EXERCISE:
From the records, pick out and copy each line containing "title".

EXCERPTED RECORDS:
• • • •
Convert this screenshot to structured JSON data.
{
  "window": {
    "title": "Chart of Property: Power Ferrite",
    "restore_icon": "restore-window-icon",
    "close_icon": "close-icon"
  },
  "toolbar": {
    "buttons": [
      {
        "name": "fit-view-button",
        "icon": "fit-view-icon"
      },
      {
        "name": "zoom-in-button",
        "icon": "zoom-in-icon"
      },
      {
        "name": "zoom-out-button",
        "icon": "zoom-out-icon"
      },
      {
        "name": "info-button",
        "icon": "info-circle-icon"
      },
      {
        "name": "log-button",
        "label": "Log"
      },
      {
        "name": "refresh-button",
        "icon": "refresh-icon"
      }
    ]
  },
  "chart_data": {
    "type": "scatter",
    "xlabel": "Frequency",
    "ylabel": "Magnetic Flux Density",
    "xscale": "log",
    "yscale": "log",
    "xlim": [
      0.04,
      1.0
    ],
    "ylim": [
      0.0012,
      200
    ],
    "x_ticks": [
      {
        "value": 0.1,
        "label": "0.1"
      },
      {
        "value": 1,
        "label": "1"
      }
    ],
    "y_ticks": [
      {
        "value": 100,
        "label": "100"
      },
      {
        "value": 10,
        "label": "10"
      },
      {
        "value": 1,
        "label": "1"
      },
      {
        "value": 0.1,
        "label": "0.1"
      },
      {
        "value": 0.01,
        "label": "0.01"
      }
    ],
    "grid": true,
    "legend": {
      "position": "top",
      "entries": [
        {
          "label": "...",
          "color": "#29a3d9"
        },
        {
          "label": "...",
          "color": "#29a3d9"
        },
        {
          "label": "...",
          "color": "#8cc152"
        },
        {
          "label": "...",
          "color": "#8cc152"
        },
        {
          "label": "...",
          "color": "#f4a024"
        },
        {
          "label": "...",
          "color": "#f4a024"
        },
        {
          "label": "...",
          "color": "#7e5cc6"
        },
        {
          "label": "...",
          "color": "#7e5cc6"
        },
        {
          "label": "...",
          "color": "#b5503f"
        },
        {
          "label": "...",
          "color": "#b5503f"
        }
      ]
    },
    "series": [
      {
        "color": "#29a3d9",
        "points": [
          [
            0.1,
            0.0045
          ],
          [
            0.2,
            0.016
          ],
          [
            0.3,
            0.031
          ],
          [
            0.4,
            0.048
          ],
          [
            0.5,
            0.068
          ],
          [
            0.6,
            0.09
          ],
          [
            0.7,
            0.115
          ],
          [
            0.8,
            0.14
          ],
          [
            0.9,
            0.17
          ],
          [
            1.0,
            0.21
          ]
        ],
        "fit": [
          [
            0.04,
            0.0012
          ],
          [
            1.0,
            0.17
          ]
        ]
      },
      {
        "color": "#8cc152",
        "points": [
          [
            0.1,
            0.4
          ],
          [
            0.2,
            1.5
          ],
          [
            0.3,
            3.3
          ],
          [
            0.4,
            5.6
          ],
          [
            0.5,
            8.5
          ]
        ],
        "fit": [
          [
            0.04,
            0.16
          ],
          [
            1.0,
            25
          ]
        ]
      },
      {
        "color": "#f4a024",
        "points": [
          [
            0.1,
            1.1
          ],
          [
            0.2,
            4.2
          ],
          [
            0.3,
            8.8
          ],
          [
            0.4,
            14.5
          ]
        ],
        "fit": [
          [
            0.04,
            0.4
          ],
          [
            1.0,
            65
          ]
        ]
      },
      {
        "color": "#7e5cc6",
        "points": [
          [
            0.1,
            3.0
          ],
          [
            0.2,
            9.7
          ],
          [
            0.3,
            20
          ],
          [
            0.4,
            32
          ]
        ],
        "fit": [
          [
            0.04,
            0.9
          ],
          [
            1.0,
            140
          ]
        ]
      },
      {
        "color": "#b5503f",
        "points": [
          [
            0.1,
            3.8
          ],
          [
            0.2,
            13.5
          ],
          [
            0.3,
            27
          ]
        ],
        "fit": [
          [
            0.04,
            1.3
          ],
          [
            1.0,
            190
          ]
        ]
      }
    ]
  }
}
• • • •
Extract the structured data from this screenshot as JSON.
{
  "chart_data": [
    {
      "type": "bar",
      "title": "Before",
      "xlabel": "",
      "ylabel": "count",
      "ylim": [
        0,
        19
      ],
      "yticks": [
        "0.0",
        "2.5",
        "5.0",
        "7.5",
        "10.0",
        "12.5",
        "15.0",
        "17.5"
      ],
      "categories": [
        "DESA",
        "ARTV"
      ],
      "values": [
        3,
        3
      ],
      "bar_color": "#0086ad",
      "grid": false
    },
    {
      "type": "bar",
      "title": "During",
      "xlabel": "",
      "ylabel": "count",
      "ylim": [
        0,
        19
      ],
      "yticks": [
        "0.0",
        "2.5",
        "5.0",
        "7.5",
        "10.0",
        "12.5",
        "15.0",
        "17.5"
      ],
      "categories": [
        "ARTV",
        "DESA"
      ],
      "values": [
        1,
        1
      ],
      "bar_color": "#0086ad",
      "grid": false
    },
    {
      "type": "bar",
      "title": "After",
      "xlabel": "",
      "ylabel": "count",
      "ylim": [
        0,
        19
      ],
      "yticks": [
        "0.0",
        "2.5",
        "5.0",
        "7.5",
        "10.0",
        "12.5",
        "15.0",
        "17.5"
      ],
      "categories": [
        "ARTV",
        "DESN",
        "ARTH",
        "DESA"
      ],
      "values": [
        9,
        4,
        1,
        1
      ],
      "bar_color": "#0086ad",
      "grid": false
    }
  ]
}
• • • •
REPLY TO THE TASK:
    "title": "Chart of Property: Power Ferrite",
      "title": "Before",
      "title": "During",
      "title": "After",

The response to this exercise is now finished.